## GOAL
Copy each line exactly. Leave nothing out.

## DATA EXTRACT

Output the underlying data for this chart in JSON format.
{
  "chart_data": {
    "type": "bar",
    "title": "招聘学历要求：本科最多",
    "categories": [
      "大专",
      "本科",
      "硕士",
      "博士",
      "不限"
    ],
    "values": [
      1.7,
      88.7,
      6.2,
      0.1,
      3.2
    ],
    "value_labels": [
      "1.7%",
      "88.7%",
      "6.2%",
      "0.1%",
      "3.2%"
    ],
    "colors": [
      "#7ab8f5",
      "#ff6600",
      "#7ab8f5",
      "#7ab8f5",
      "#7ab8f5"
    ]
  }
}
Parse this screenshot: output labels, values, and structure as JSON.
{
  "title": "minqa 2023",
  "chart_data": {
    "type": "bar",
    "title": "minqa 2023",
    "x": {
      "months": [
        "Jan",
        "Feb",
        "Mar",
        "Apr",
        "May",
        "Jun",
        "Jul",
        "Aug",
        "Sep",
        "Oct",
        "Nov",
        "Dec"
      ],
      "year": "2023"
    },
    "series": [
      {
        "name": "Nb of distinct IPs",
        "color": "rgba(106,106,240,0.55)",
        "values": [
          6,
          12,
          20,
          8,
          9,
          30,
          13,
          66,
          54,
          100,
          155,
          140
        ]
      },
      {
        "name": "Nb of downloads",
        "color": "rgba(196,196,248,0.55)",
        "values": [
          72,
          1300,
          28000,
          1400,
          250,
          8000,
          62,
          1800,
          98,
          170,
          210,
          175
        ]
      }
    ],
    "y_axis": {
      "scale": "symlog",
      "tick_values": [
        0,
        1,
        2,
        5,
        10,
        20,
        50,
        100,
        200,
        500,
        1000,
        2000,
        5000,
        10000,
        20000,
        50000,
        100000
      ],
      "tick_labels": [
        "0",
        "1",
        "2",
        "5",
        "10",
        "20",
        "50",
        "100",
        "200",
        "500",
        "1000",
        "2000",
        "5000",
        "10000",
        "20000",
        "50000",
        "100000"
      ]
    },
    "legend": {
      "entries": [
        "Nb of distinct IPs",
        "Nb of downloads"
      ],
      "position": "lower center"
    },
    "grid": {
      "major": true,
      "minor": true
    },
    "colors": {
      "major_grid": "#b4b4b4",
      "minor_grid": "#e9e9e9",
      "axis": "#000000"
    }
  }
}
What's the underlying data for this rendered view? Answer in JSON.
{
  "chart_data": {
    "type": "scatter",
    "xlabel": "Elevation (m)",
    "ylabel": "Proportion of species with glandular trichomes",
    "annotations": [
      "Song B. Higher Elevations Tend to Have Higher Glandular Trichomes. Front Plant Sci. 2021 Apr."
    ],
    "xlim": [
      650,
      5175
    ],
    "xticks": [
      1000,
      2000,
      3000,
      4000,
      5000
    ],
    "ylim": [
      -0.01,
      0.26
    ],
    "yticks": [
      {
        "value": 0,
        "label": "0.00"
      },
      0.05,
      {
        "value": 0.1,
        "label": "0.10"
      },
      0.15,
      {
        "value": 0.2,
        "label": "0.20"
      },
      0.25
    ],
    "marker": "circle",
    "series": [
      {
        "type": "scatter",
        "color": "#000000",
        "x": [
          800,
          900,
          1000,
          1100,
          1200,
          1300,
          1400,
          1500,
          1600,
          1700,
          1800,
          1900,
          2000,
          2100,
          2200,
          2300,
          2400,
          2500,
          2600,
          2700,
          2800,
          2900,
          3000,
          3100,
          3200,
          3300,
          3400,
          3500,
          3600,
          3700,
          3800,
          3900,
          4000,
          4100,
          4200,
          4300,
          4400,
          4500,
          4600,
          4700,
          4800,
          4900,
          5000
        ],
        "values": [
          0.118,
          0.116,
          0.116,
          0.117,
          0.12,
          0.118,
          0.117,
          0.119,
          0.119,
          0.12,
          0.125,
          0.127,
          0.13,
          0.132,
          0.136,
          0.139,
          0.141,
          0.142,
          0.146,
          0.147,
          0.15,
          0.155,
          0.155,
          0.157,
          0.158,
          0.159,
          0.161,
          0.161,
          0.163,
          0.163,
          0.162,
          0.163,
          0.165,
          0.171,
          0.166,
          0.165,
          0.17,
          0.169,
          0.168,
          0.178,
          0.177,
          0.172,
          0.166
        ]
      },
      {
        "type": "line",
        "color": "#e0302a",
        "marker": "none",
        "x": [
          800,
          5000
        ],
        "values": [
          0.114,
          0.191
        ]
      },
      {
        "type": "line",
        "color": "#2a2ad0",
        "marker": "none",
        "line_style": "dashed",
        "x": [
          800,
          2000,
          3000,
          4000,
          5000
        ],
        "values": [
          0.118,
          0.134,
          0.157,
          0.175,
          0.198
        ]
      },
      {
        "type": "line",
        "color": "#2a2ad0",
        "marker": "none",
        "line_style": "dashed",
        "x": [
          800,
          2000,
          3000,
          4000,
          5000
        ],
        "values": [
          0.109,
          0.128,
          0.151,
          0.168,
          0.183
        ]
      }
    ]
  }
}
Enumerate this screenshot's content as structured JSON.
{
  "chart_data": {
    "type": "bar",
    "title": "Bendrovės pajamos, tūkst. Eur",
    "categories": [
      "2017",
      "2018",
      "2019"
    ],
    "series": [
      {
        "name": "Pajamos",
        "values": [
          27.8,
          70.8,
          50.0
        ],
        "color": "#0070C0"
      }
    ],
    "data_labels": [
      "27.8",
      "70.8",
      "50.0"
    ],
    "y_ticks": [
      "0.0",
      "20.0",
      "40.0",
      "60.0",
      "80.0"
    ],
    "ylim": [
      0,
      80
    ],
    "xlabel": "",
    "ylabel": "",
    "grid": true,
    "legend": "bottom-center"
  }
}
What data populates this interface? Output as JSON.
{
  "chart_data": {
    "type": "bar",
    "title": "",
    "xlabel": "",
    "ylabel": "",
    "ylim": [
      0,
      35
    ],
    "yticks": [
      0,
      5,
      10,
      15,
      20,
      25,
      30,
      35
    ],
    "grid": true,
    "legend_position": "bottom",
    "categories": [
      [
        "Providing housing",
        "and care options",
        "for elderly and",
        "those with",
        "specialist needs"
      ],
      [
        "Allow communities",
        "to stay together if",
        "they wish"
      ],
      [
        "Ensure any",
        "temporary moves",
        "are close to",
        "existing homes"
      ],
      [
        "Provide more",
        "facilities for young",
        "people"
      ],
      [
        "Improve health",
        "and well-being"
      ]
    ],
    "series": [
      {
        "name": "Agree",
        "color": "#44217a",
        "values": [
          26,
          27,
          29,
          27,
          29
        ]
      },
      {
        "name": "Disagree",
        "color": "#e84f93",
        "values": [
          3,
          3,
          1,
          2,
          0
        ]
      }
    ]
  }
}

## ANSWER IN FULL
Output the underlying data for this chart in JSON format.
{
  "chart_data": {
    "type": "bar",
    "title": "招聘学历要求：本科最多",
    "categories": [
      "大专",
      "本科",
      "硕士",
      "博士",
      "不限"
    ],
    "values": [
      1.7,
      88.7,
      6.2,
      0.1,
      3.2
    ],
    "value_labels": [
      "1.7%",
      "88.7%",
      "6.2%",
      "0.1%",
      "3.2%"
    ],
    "colors": [
      "#7ab8f5",
      "#ff6600",
      "#7ab8f5",
      "#7ab8f5",
      "#7ab8f5"
    ]
  }
}
Parse this screenshot: output labels, values, and structure as JSON.
{
  "title": "minqa 2023",
  "chart_data": {
    "type": "bar",
    "title": "minqa 2023",
    "x": {
      "months": [
        "Jan",
        "Feb",
        "Mar",
        "Apr",
        "May",
        "Jun",
        "Jul",
        "Aug",
        "Sep",
        "Oct",
        "Nov",
        "Dec"
      ],
      "year": "2023"
    },
    "series": [
      {
        "name": "Nb of distinct IPs",
        "color": "rgba(106,106,240,0.55)",
        "values": [
          6,
          12,
          20,
          8,
          9,
          30,
          13,
          66,
          54,
          100,
          155,
          140
        ]
      },
      {
        "name": "Nb of downloads",
        "color": "rgba(196,196,248,0.55)",
        "values": [
          72,
          1300,
          28000,
          1400,
          250,
          8000,
          62,
          1800,
          98,
          170,
          210,
          175
        ]
      }
    ],
    "y_axis": {
      "scale": "symlog",
      "tick_values": [
        0,
        1,
        2,
        5,
        10,
        20,
        50,
        100,
        200,
        500,
        1000,
        2000,
        5000,
        10000,
        20000,
        50000,
        100000
      ],
      "tick_labels": [
        "0",
        "1",
        "2",
        "5",
        "10",
        "20",
        "50",
        "100",
        "200",
        "500",
        "1000",
        "2000",
        "5000",
        "10000",
        "20000",
        "50000",
        "100000"
      ]
    },
    "legend": {
      "entries": [
        "Nb of distinct IPs",
        "Nb of downloads"
      ],
      "position": "lower center"
    },
    "grid": {
      "major": true,
      "minor": true
    },
    "colors": {
      "major_grid": "#b4b4b4",
      "minor_grid": "#e9e9e9",
      "axis": "#000000"
    }
  }
}
What's the underlying data for this rendered view? Answer in JSON.
{
  "chart_data": {
    "type": "scatter",
    "xlabel": "Elevation (m)",
    "ylabel": "Proportion of species with glandular trichomes",
    "annotations": [
      "Song B. Higher Elevations Tend to Have Higher Glandular Trichomes. Front Plant Sci. 2021 Apr."
    ],
    "xlim": [
      650,
      5175
    ],
    "xticks": [
      1000,
      2000,
      3000,
      4000,
      5000
    ],
    "ylim": [
      -0.01,
      0.26
    ],
    "yticks": [
      {
        "value": 0,
        "label": "0.00"
      },
      0.05,
      {
        "value": 0.1,
        "label": "0.10"
      },
      0.15,
      {
        "value": 0.2,
        "label": "0.20"
      },
      0.25
    ],
    "marker": "circle",
    "series": [
      {
        "type": "scatter",
        "color": "#000000",
        "x": [
          800,
          900,
          1000,
          1100,
          1200,
          1300,
          1400,
          1500,
          1600,
          1700,
          1800,
          1900,
          2000,
          2100,
          2200,
          2300,
          2400,
          2500,
          2600,
          2700,
          2800,
          2900,
          3000,
          3100,
          3200,
          3300,
          3400,
          3500,
          3600,
          3700,
          3800,
          3900,
          4000,
          4100,
          4200,
          4300,
          4400,
          4500,
          4600,
          4700,
          4800,
          4900,
          5000
        ],
        "values": [
          0.118,
          0.116,
          0.116,
          0.117,
          0.12,
          0.118,
          0.117,
          0.119,
          0.119,
          0.12,
          0.125,
          0.127,
          0.13,
          0.132,
          0.136,
          0.139,
          0.141,
          0.142,
          0.146,
          0.147,
          0.15,
          0.155,
          0.155,
          0.157,
          0.158,
          0.159,
          0.161,
          0.161,
          0.163,
          0.163,
          0.162,
          0.163,
          0.165,
          0.171,
          0.166,
          0.165,
          0.17,
          0.169,
          0.168,
          0.178,
          0.177,
          0.172,
          0.166
        ]
      },
      {
        "type": "line",
        "color": "#e0302a",
        "marker": "none",
        "x": [
          800,
          5000
        ],
        "values": [
          0.114,
          0.191
        ]
      },
      {
        "type": "line",
        "color": "#2a2ad0",
        "marker": "none",
        "line_style": "dashed",
        "x": [
          800,
          2000,
          3000,
          4000,
          5000
        ],
        "values": [
          0.118,
          0.134,
          0.157,
          0.175,
          0.198
        ]
      },
      {
        "type": "line",
        "color": "#2a2ad0",
        "marker": "none",
        "line_style": "dashed",
        "x": [
          800,
          2000,
          3000,
          4000,
          5000
        ],
        "values": [
          0.109,
          0.128,
          0.151,
          0.168,
          0.183
        ]
      }
    ]
  }
}
Enumerate this screenshot's content as structured JSON.
{
  "chart_data": {
    "type": "bar",
    "title": "Bendrovės pajamos, tūkst. Eur",
    "categories": [
      "2017",
      "2018",
      "2019"
    ],
    "series": [
      {
        "name": "Pajamos",
        "values": [
          27.8,
          70.8,
          50.0
        ],
        "color": "#0070C0"
      }
    ],
    "data_labels": [
      "27.8",
      "70.8",
      "50.0"
    ],
    "y_ticks": [
      "0.0",
      "20.0",
      "40.0",
      "60.0",
      "80.0"
    ],
    "ylim": [
      0,
      80
    ],
    "xlabel": "",
    "ylabel": "",
    "grid": true,
    "legend": "bottom-center"
  }
}
What data populates this interface? Output as JSON.
{
  "chart_data": {
    "type": "bar",
    "title": "",
    "xlabel": "",
    "ylabel": "",
    "ylim": [
      0,
      35
    ],
    "yticks": [
      0,
      5,
      10,
      15,
      20,
      25,
      30,
      35
    ],
    "grid": true,
    "legend_position": "bottom",
    "categories": [
      [
        "Providing housing",
        "and care options",
        "for elderly and",
        "those with",
        "specialist needs"
      ],
      [
        "Allow communities",
        "to stay together if",
        "they wish"
      ],
      [
        "Ensure any",
        "temporary moves",
        "are close to",
        "existing homes"
      ],
      [
        "Provide more",
        "facilities for young",
        "people"
      ],
      [
        "Improve health",
        "and well-being"
      ]
    ],
    "series": [
      {
        "name": "Agree",
        "color": "#44217a",
        "values": [
          26,
          27,
          29,
          27,
          29
        ]
      },
      {
        "name": "Disagree",
        "color": "#e84f93",
        "values": [
          3,
          3,
          1,
          2,
          0
        ]
      }
    ]
  }
}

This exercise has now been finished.